Excerpt from a dataset
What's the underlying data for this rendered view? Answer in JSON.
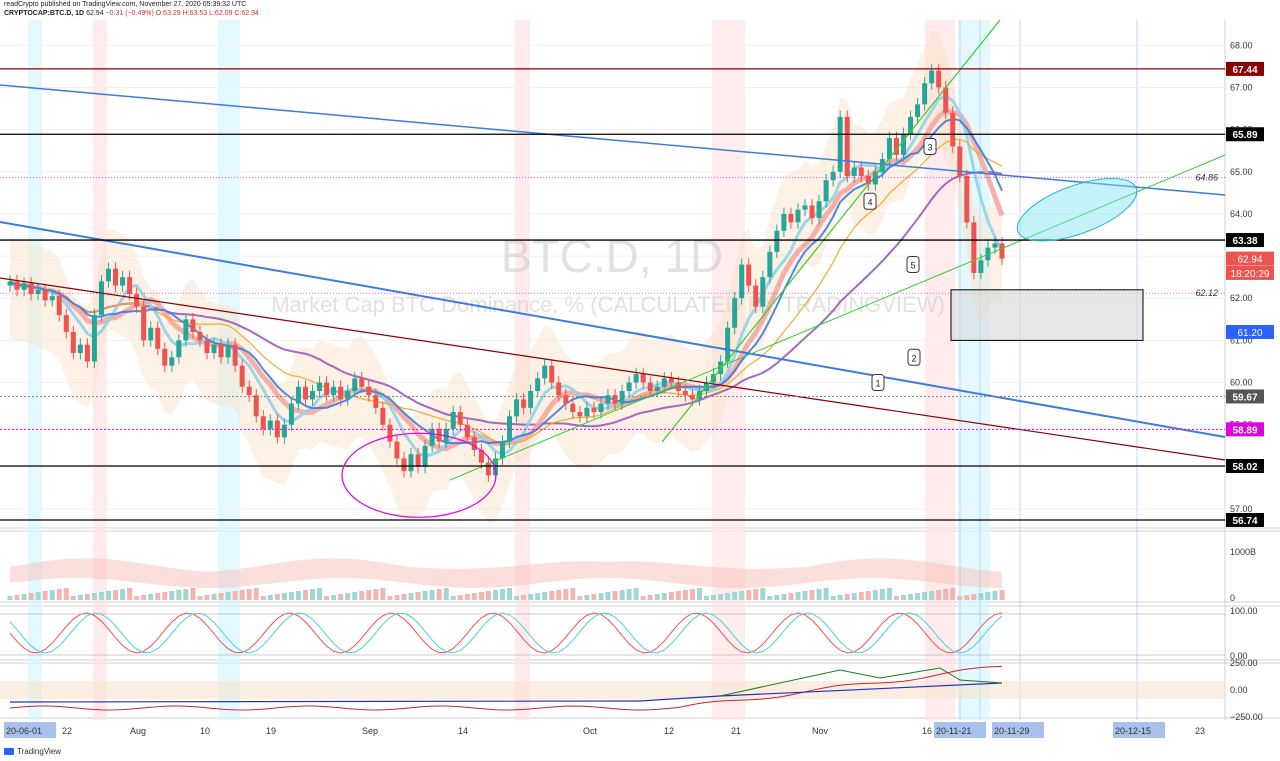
{
  "header": {
    "publisher_line": "readCrypto published on TradingView.com, November 27, 2020 05:39:32 UTC",
    "symbol": "CRYPTOCAP:BTC.D, 1D",
    "last": "62.94",
    "change": "−0.31 (−0.49%)",
    "ohlc": "O:63.29 H:63.53 L:62.09 C:62.94"
  },
  "watermark": {
    "title": "BTC.D, 1D",
    "subtitle": "Market Cap BTC Dominance, % (CALCULATED BY TRADINGVIEW)"
  },
  "colors": {
    "bull": "#26a69a",
    "bear": "#ef5350",
    "blue_line": "#3d7be0",
    "dark_red_line": "#8b0000",
    "green_line": "#32cd32",
    "magenta": "#e100e1",
    "orange": "#f5a623",
    "purple": "#9b59b6"
  },
  "chart_data": {
    "type": "candlestick",
    "y_range": [
      56.55,
      68.6
    ],
    "price_axis_ticks": [
      "68.00",
      "67.00",
      "66.00",
      "65.00",
      "64.00",
      "63.00",
      "62.00",
      "61.00",
      "60.00",
      "59.00",
      "58.00",
      "57.00"
    ],
    "x_axis_labels": [
      "20-06-01",
      "22",
      "Aug",
      "10",
      "19",
      "Sep",
      "14",
      "Oct",
      "12",
      "21",
      "Nov",
      "16",
      "20-11-21",
      "20-11-29",
      "20-12-15",
      "23"
    ],
    "highlighted_x_labels": [
      "20-06-01",
      "20-11-21",
      "20-11-29",
      "20-12-15"
    ],
    "horizontal_levels": [
      {
        "label": "67.44",
        "value": 67.44,
        "color": "#8b0000",
        "style": "solid"
      },
      {
        "label": "65.89",
        "value": 65.89,
        "color": "#000000",
        "style": "solid"
      },
      {
        "label": "63.38",
        "value": 63.38,
        "color": "#000000",
        "style": "solid"
      },
      {
        "label": "59.67",
        "value": 59.67,
        "color": "#888888",
        "style": "dotted"
      },
      {
        "label": "58.89",
        "value": 58.89,
        "color": "#e100e1",
        "style": "dotted"
      },
      {
        "label": "58.02",
        "value": 58.02,
        "color": "#000000",
        "style": "solid"
      },
      {
        "label": "56.74",
        "value": 56.74,
        "color": "#000000",
        "style": "solid"
      }
    ],
    "line_labels": [
      {
        "label": "64.86",
        "value": 64.86
      },
      {
        "label": "62.12",
        "value": 62.12
      }
    ],
    "price_badges": [
      {
        "label": "62.94",
        "value": 62.94,
        "color": "#ef5350"
      },
      {
        "label": "18:20:29",
        "value": 62.6,
        "color": "#ef5350"
      },
      {
        "label": "61.20",
        "value": 61.2,
        "color": "#2962ff"
      }
    ],
    "wave_labels": [
      "1",
      "2",
      "3",
      "4",
      "5"
    ],
    "volume_panel": {
      "tick_labels": [
        "1000B",
        "0"
      ]
    },
    "oscillator_panel": {
      "tick_labels": [
        "100.00",
        "0.00"
      ]
    },
    "momentum_panel": {
      "tick_labels": [
        "250.00",
        "0.00",
        "−250.00"
      ]
    },
    "candles": [
      [
        62.3,
        62.4
      ],
      [
        62.4,
        62.2
      ],
      [
        62.2,
        62.35
      ],
      [
        62.35,
        62.1
      ],
      [
        62.1,
        62.2
      ],
      [
        62.2,
        61.95
      ],
      [
        61.95,
        62.05
      ],
      [
        62.05,
        61.6
      ],
      [
        61.6,
        61.2
      ],
      [
        61.2,
        60.7
      ],
      [
        60.7,
        60.9
      ],
      [
        60.9,
        60.5
      ],
      [
        60.5,
        61.6
      ],
      [
        61.6,
        62.4
      ],
      [
        62.4,
        62.7
      ],
      [
        62.7,
        62.3
      ],
      [
        62.3,
        62.5
      ],
      [
        62.5,
        62.1
      ],
      [
        62.1,
        61.8
      ],
      [
        61.8,
        61.0
      ],
      [
        61.0,
        61.3
      ],
      [
        61.3,
        60.8
      ],
      [
        60.8,
        60.4
      ],
      [
        60.4,
        60.6
      ],
      [
        60.6,
        61.0
      ],
      [
        61.0,
        61.5
      ],
      [
        61.5,
        61.2
      ],
      [
        61.2,
        61.0
      ],
      [
        61.0,
        60.7
      ],
      [
        60.7,
        60.9
      ],
      [
        60.9,
        60.6
      ],
      [
        60.6,
        60.9
      ],
      [
        60.9,
        60.4
      ],
      [
        60.4,
        59.9
      ],
      [
        59.9,
        59.7
      ],
      [
        59.7,
        59.2
      ],
      [
        59.2,
        58.9
      ],
      [
        58.9,
        59.1
      ],
      [
        59.1,
        58.7
      ],
      [
        58.7,
        59.0
      ],
      [
        59.0,
        59.5
      ],
      [
        59.5,
        59.9
      ],
      [
        59.9,
        59.6
      ],
      [
        59.6,
        59.8
      ],
      [
        59.8,
        60.0
      ],
      [
        60.0,
        59.7
      ],
      [
        59.7,
        59.9
      ],
      [
        59.9,
        59.6
      ],
      [
        59.6,
        59.8
      ],
      [
        59.8,
        60.1
      ],
      [
        60.1,
        59.9
      ],
      [
        59.9,
        59.7
      ],
      [
        59.7,
        59.4
      ],
      [
        59.4,
        59.0
      ],
      [
        59.0,
        58.6
      ],
      [
        58.6,
        58.2
      ],
      [
        58.2,
        57.9
      ],
      [
        57.9,
        58.3
      ],
      [
        58.3,
        58.0
      ],
      [
        58.0,
        58.5
      ],
      [
        58.5,
        58.9
      ],
      [
        58.9,
        58.6
      ],
      [
        58.6,
        58.9
      ],
      [
        58.9,
        59.3
      ],
      [
        59.3,
        59.0
      ],
      [
        59.0,
        58.7
      ],
      [
        58.7,
        58.4
      ],
      [
        58.4,
        58.1
      ],
      [
        58.1,
        57.8
      ],
      [
        57.8,
        58.2
      ],
      [
        58.2,
        58.6
      ],
      [
        58.6,
        59.2
      ],
      [
        59.2,
        59.6
      ],
      [
        59.6,
        59.4
      ],
      [
        59.4,
        59.8
      ],
      [
        59.8,
        60.1
      ],
      [
        60.1,
        60.4
      ],
      [
        60.4,
        60.0
      ],
      [
        60.0,
        59.7
      ],
      [
        59.7,
        59.5
      ],
      [
        59.5,
        59.3
      ],
      [
        59.3,
        59.2
      ],
      [
        59.2,
        59.4
      ],
      [
        59.4,
        59.3
      ],
      [
        59.3,
        59.5
      ],
      [
        59.5,
        59.7
      ],
      [
        59.7,
        59.5
      ],
      [
        59.5,
        59.8
      ],
      [
        59.8,
        60.0
      ],
      [
        60.0,
        60.2
      ],
      [
        60.2,
        60.0
      ],
      [
        60.0,
        59.8
      ],
      [
        59.8,
        59.9
      ],
      [
        59.9,
        60.1
      ],
      [
        60.1,
        60.0
      ],
      [
        60.0,
        59.8
      ],
      [
        59.8,
        59.7
      ],
      [
        59.7,
        59.6
      ],
      [
        59.6,
        59.8
      ],
      [
        59.8,
        60.0
      ],
      [
        60.0,
        60.2
      ],
      [
        60.2,
        60.5
      ],
      [
        60.5,
        61.3
      ],
      [
        61.3,
        62.0
      ],
      [
        62.0,
        62.8
      ],
      [
        62.8,
        62.3
      ],
      [
        62.3,
        61.8
      ],
      [
        61.8,
        62.5
      ],
      [
        62.5,
        63.1
      ],
      [
        63.1,
        63.6
      ],
      [
        63.6,
        64.0
      ],
      [
        64.0,
        63.8
      ],
      [
        63.8,
        64.1
      ],
      [
        64.1,
        64.2
      ],
      [
        64.2,
        63.9
      ],
      [
        63.9,
        64.3
      ],
      [
        64.3,
        64.8
      ],
      [
        64.8,
        65.0
      ],
      [
        65.0,
        66.3
      ],
      [
        66.3,
        64.9
      ],
      [
        64.9,
        65.1
      ],
      [
        65.1,
        64.9
      ],
      [
        64.9,
        64.7
      ],
      [
        64.7,
        65.0
      ],
      [
        65.0,
        65.3
      ],
      [
        65.3,
        65.8
      ],
      [
        65.8,
        65.4
      ],
      [
        65.4,
        65.9
      ],
      [
        65.9,
        66.3
      ],
      [
        66.3,
        66.6
      ],
      [
        66.6,
        67.1
      ],
      [
        67.1,
        67.4
      ],
      [
        67.4,
        67.0
      ],
      [
        67.0,
        66.4
      ],
      [
        66.4,
        65.6
      ],
      [
        65.6,
        64.9
      ],
      [
        64.9,
        63.8
      ],
      [
        63.8,
        62.6
      ],
      [
        62.6,
        62.9
      ],
      [
        62.9,
        63.2
      ],
      [
        63.2,
        63.3
      ],
      [
        63.3,
        62.94
      ]
    ]
  }
}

- **GIVEN PROBLEM**
All lines above with "value" in them should be returned.

- **RESULT OF THE TASK**
        "value": 67.44,
        "value": 65.89,
        "value": 63.38,
        "value": 59.67,
        "value": 58.89,
        "value": 58.02,
        "value": 56.74,
        "value": 64.86
        "value": 62.12
        "value": 62.94,
        "value": 62.6,
        "value": 61.2,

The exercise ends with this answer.